++++ Data for this exercise

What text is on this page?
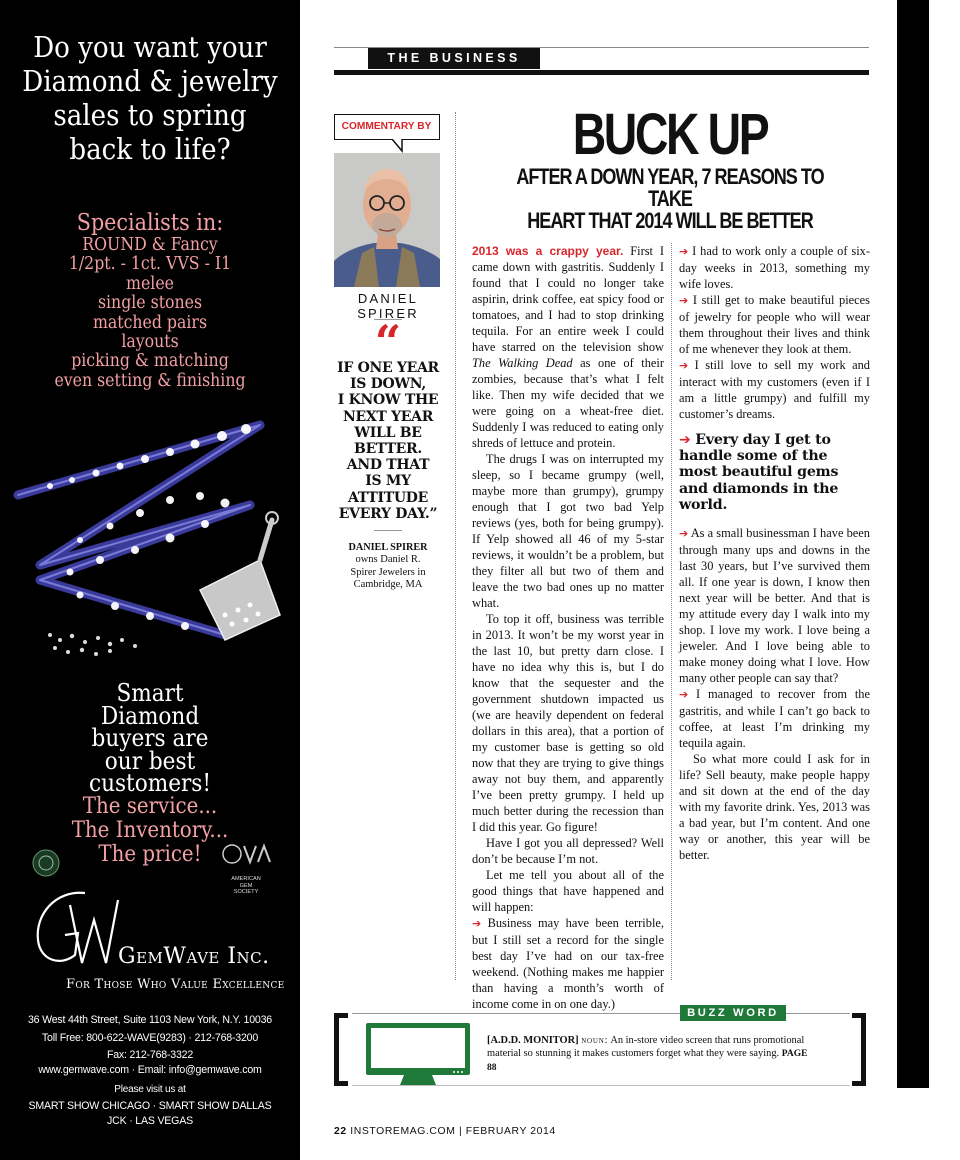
Do you want your
Diamond & jewelry
sales to spring
back to life?
Specialists in:
ROUND & Fancy
1/2pt. - 1ct. VVS - I1
melee
single stones
matched pairs
layouts
picking & matching
even setting & finishing
Smart
Diamond
buyers are
our best
customers!
The service...
The Inventory...
The price!
AMERICAN
GEM
SOCIETY
GemWave Inc.
For Those Who Value Excellence
36 West 44th Street, Suite 1103 New York, N.Y. 10036
Toll Free: 800-622-WAVE(9283) · 212-768-3200
Fax: 212-768-3322
www.gemwave.com · Email: info@gemwave.com
Please visit us at
SMART SHOW CHICAGO · SMART SHOW DALLAS
JCK · LAS VEGAS
THE BUSINESS
COMMENTARY BY
DANIEL SPIRER
“
IF ONE YEAR
IS DOWN,
I KNOW THE
NEXT YEAR
WILL BE
BETTER.
AND THAT
IS MY
ATTITUDE
EVERY DAY.”
DANIEL SPIRER
owns Daniel R.
Spirer Jewelers in
Cambridge, MA
BUCK UP
AFTER A DOWN YEAR, 7 REASONS TO TAKE
HEART THAT 2014 WILL BE BETTER

2013 was a crappy year. First I came down with gastritis. Suddenly I found that I could no longer take aspirin, drink coffee, eat spicy food or tomatoes, and I had to stop drinking tequila. For an entire week I could have starred on the television show The Walking Dead as one of their zombies, because that’s what I felt like. Then my wife decided that we were going on a wheat-free diet. Suddenly I was reduced to eating only shreds of lettuce and protein.

The drugs I was on interrupted my sleep, so I became grumpy (well, maybe more than grumpy), grumpy enough that I got two bad Yelp reviews (yes, both for being grumpy). If Yelp showed all 46 of my 5-star reviews, it wouldn’t be a problem, but they filter all but two of them and leave the two bad ones up no matter what.

To top it off, business was terrible in 2013. It won’t be my worst year in the last 10, but pretty darn close. I have no idea why this is, but I do know that the sequester and the government shutdown impacted us (we are heavily dependent on federal dollars in this area), that a portion of my customer base is getting so old now that they are trying to give things away not buy them, and apparently I’ve been pretty grumpy. I held up much better during the recession than I did this year. Go figure!

Have I got you all depressed? Well don’t be because I’m not.

Let me tell you about all of the good things that have happened and will happen:

➔ Business may have been terrible, but I still set a record for the single best day I’ve had on our tax-free weekend. (Nothing makes me happier than having a month’s worth of income come in on one day.)

➔ I had to work only a couple of six-day weeks in 2013, something my wife loves.

➔ I still get to make beautiful pieces of jewelry for people who will wear them throughout their lives and think of me whenever they look at them.

➔ I still love to sell my work and interact with my customers (even if I am a little grumpy) and fulfill my customer’s dreams.

➔ Every day I get to handle some of the most beautiful gems and diamonds in the world.

➔ As a small businessman I have been through many ups and downs in the last 30 years, but I’ve survived them all. If one year is down, I know then next year will be better. And that is my attitude every day I walk into my shop. I love my work. I love being a jeweler. And I love being able to make money doing what I love. How many other people can say that?

➔ I managed to recover from the gastritis, and while I can’t go back to coffee, at least I’m drinking my tequila again.

So what more could I ask for in life? Sell beauty, make people happy and sit down at the end of the day with my favorite drink. Yes, 2013 was a bad year, but I’m content. And one way or another, this year will be better.

BUZZ WORD
[A.D.D. MONITOR] noun: An in-store video screen that runs promotional material so stunning it makes customers forget what they were saying. PAGE 88
22 INSTOREMAG.COM | FEBRUARY 2014
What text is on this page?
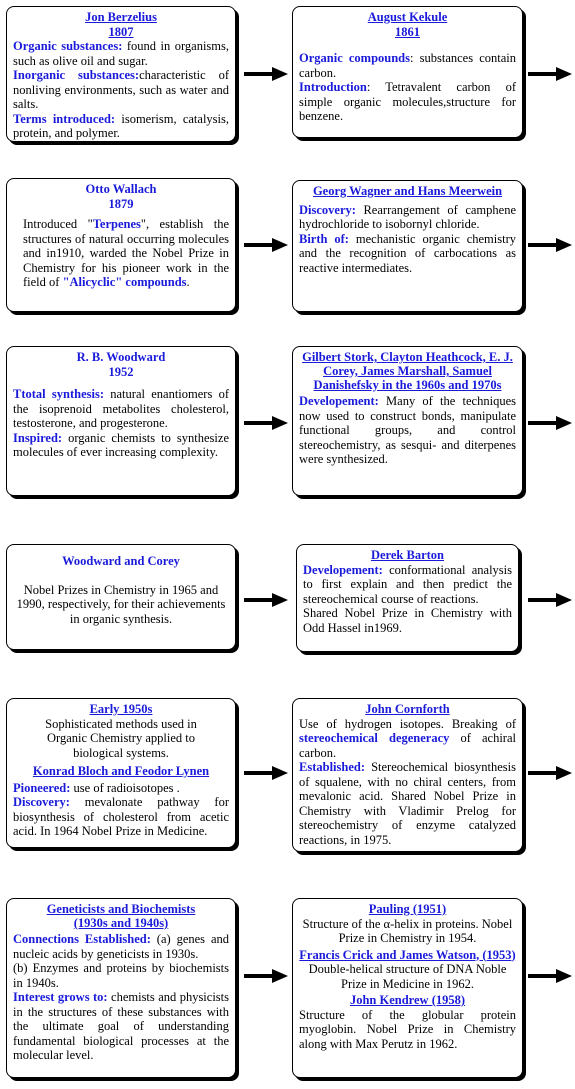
Jon Berzelius
1807

Organic substances: found in organisms, such as olive oil and sugar.

Inorganic substances:characteristic of nonliving environments, such as water and salts.

Terms introduced: isomerism, catalysis, protein, and polymer.

August Kekule
1861

Organic compounds: substances contain carbon.

Introduction: Tetravalent carbon of simple organic molecules,structure for benzene.

Otto Wallach
1879

Introduced "Terpenes", establish the structures of natural occurring molecules and in1910, warded the Nobel Prize in Chemistry for his pioneer work in the field of "Alicyclic" compounds.

Georg Wagner and Hans Meerwein

Discovery: Rearrangement of camphene hydrochloride to isobornyl chloride.

Birth of: mechanistic organic chemistry and the recognition of carbocations as reactive intermediates.

R. B. Woodward
1952

Ttotal synthesis: natural enantiomers of the isoprenoid metabolites cholesterol, testosterone, and progesterone.

Inspired: organic chemists to synthesize molecules of ever increasing complexity.

Gilbert Stork, Clayton Heathcock, E. J. Corey, James Marshall, Samuel Danishefsky in the 1960s and 1970s

Developement: Many of the techniques now used to construct bonds, manipulate functional groups, and control stereochemistry, as sesqui- and diterpenes were synthesized.

Woodward and Corey

Nobel Prizes in Chemistry in 1965 and 1990, respectively, for their achievements in organic synthesis.

Derek Barton

Developement: conformational analysis to first explain and then predict the stereochemical course of reactions.

Shared Nobel Prize in Chemistry with Odd Hassel in1969.

Early 1950s

Sophisticated methods used in Organic Chemistry applied to biological systems.

Konrad Bloch and Feodor Lynen

Pioneered: use of radioisotopes .

Discovery: mevalonate pathway for biosynthesis of cholesterol from acetic acid. In 1964 Nobel Prize in Medicine.

John Cornforth

Use of hydrogen isotopes. Breaking of stereochemical degeneracy of achiral carbon.

Established: Stereochemical biosynthesis of squalene, with no chiral centers, from mevalonic acid. Shared Nobel Prize in Chemistry with Vladimir Prelog for stereochemistry of enzyme catalyzed reactions, in 1975.

Geneticists and Biochemists (1930s and 1940s)

Connections Established: (a) genes and nucleic acids by geneticists in 1930s.

(b) Enzymes and proteins by biochemists in 1940s.

Interest grows to: chemists and physicists in the structures of these substances with the ultimate goal of understanding fundamental biological processes at the molecular level.

Pauling (1951)

Structure of the α-helix in proteins. Nobel Prize in Chemistry in 1954.

Francis Crick and James Watson, (1953)

Double-helical structure of DNA Noble Prize in Medicine in 1962.

John Kendrew (1958)

Structure of the globular protein myoglobin. Nobel Prize in Chemistry along with Max Perutz in 1962.
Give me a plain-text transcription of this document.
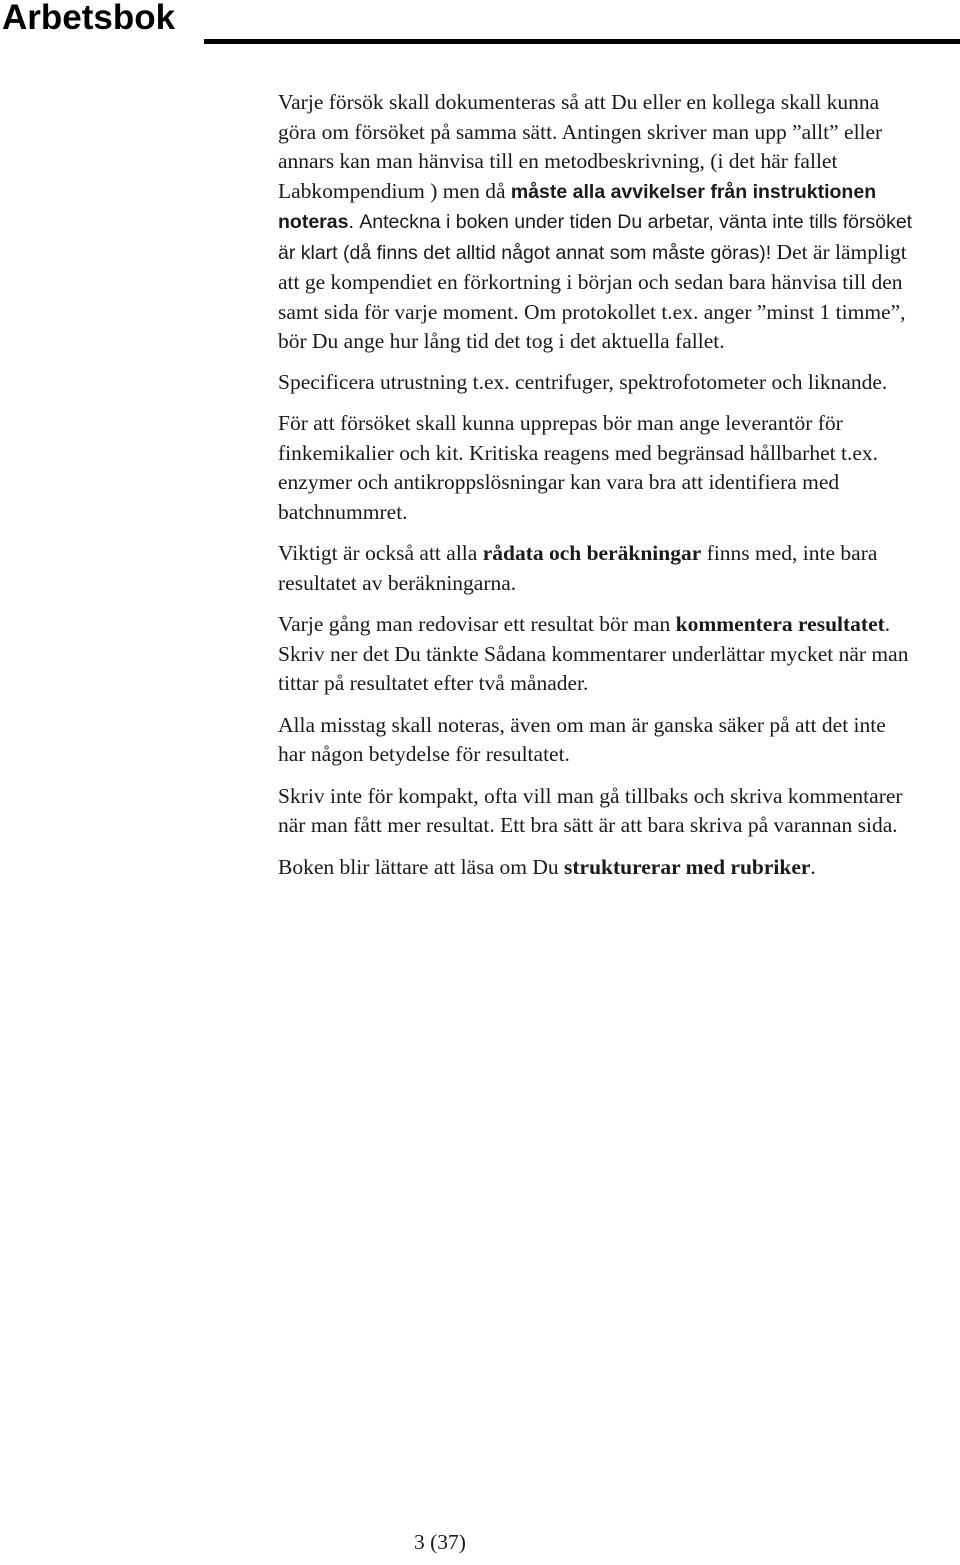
Arbetsbok

Varje försök skall dokumenteras så att Du eller en kollega skall kunna göra om försöket på samma sätt. Antingen skriver man upp ”allt” eller annars kan man hänvisa till en metodbeskrivning, (i det här fallet Labkompendium ) men då måste alla avvikelser från instruktionen noteras. Anteckna i boken under tiden Du arbetar, vänta inte tills försöket är klart (då finns det alltid något annat som måste göras)! Det är lämpligt att ge kompendiet en förkortning i början och sedan bara hänvisa till den samt sida för varje moment. Om protokollet t.ex. anger ”minst 1 timme”, bör Du ange hur lång tid det tog i det aktuella fallet.

Specificera utrustning t.ex. centrifuger, spektrofotometer och liknande.

För att försöket skall kunna upprepas bör man ange leverantör för finkemikalier och kit. Kritiska reagens med begränsad hållbarhet t.ex. enzymer och antikroppslösningar kan vara bra att identifiera med batchnummret.

Viktigt är också att alla rådata och beräkningar finns med, inte bara resultatet av beräkningarna.

Varje gång man redovisar ett resultat bör man kommentera resultatet. Skriv ner det Du tänkte Sådana kommentarer underlättar mycket när man tittar på resultatet efter två månader.

Alla misstag skall noteras, även om man är ganska säker på att det inte har någon betydelse för resultatet.

Skriv inte för kompakt, ofta vill man gå tillbaks och skriva kommentarer när man fått mer resultat. Ett bra sätt är att bara skriva på varannan sida.

Boken blir lättare att läsa om Du strukturerar med rubriker.

3 (37)
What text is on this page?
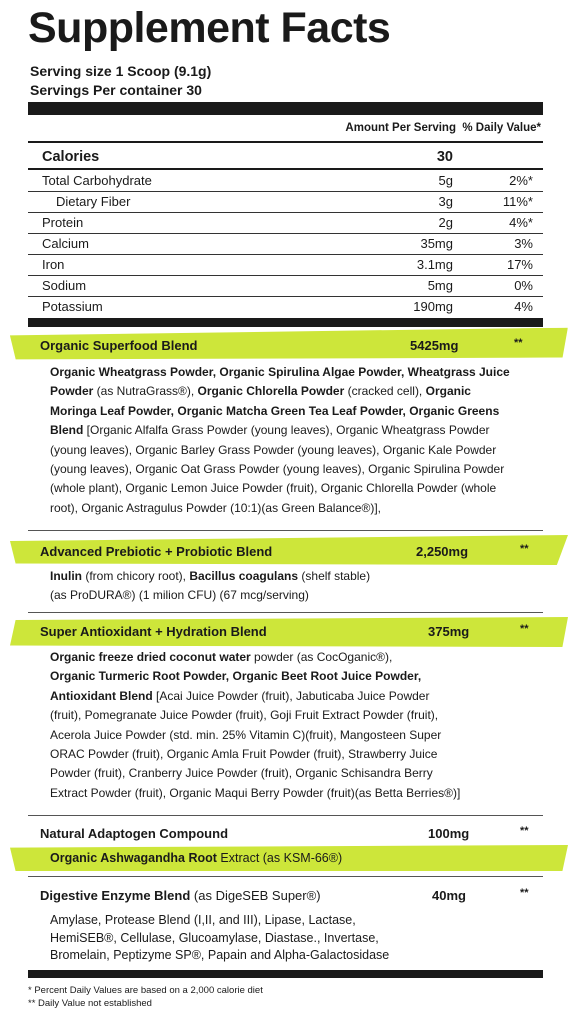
Supplement Facts
Serving size 1 Scoop (9.1g)
Servings Per container 30
Amount Per Serving % Daily Value*
Calories	30
Total Carbohydrate	5g	2%*
Dietary Fiber	3g	11%*
Protein	2g	4%*
Calcium	35mg	3%
Iron	3.1mg	17%
Sodium	5mg	0%
Potassium	190mg	4%
Organic Superfood Blend	5425mg	**
Organic Wheatgrass Powder, Organic Spirulina Algae Powder, Wheatgrass Juice
Powder (as NutraGrass®), Organic Chlorella Powder (cracked cell), Organic
Moringa Leaf Powder, Organic Matcha Green Tea Leaf Powder, Organic Greens
Blend [Organic Alfalfa Grass Powder (young leaves), Organic Wheatgrass Powder
(young leaves), Organic Barley Grass Powder (young leaves), Organic Kale Powder
(young leaves), Organic Oat Grass Powder (young leaves), Organic Spirulina Powder
(whole plant), Organic Lemon Juice Powder (fruit), Organic Chlorella Powder (whole
root), Organic Astragulus Powder (10:1)(as Green Balance®)],
Advanced Prebiotic + Probiotic Blend	2,250mg	**
Inulin (from chicory root), Bacillus coagulans (shelf stable)
(as ProDURA®) (1 milion CFU) (67 mcg/serving)
Super Antioxidant + Hydration Blend	375mg	**
Organic freeze dried coconut water powder (as CocOganic®),
Organic Turmeric Root Powder, Organic Beet Root Juice Powder,
Antioxidant Blend [Acai Juice Powder (fruit), Jabuticaba Juice Powder
(fruit), Pomegranate Juice Powder (fruit), Goji Fruit Extract Powder (fruit),
Acerola Juice Powder (std. min. 25% Vitamin C)(fruit), Mangosteen Super
ORAC Powder (fruit), Organic Amla Fruit Powder (fruit), Strawberry Juice
Powder (fruit), Cranberry Juice Powder (fruit), Organic Schisandra Berry
Extract Powder (fruit), Organic Maqui Berry Powder (fruit)(as Betta Berries®)]
Natural Adaptogen Compound	100mg	**
Organic Ashwagandha Root Extract (as KSM-66®)
Digestive Enzyme Blend (as DigeSEB Super®)	40mg	**
Amylase, Protease Blend (I,II, and III), Lipase, Lactase,
HemiSEB®, Cellulase, Glucoamylase, Diastase., Invertase,
Bromelain, Peptizyme SP®, Papain and Alpha-Galactosidase
* Percent Daily Values are based on a 2,000 calorie diet
** Daily Value not established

++++++++

== What is being asked ==
Pull every line containing "young" out of the records.

== Written response ==
Blend [Organic Alfalfa Grass Powder (young leaves), Organic Wheatgrass Powder
(young leaves), Organic Barley Grass Powder (young leaves), Organic Kale Powder
(young leaves), Organic Oat Grass Powder (young leaves), Organic Spirulina Powder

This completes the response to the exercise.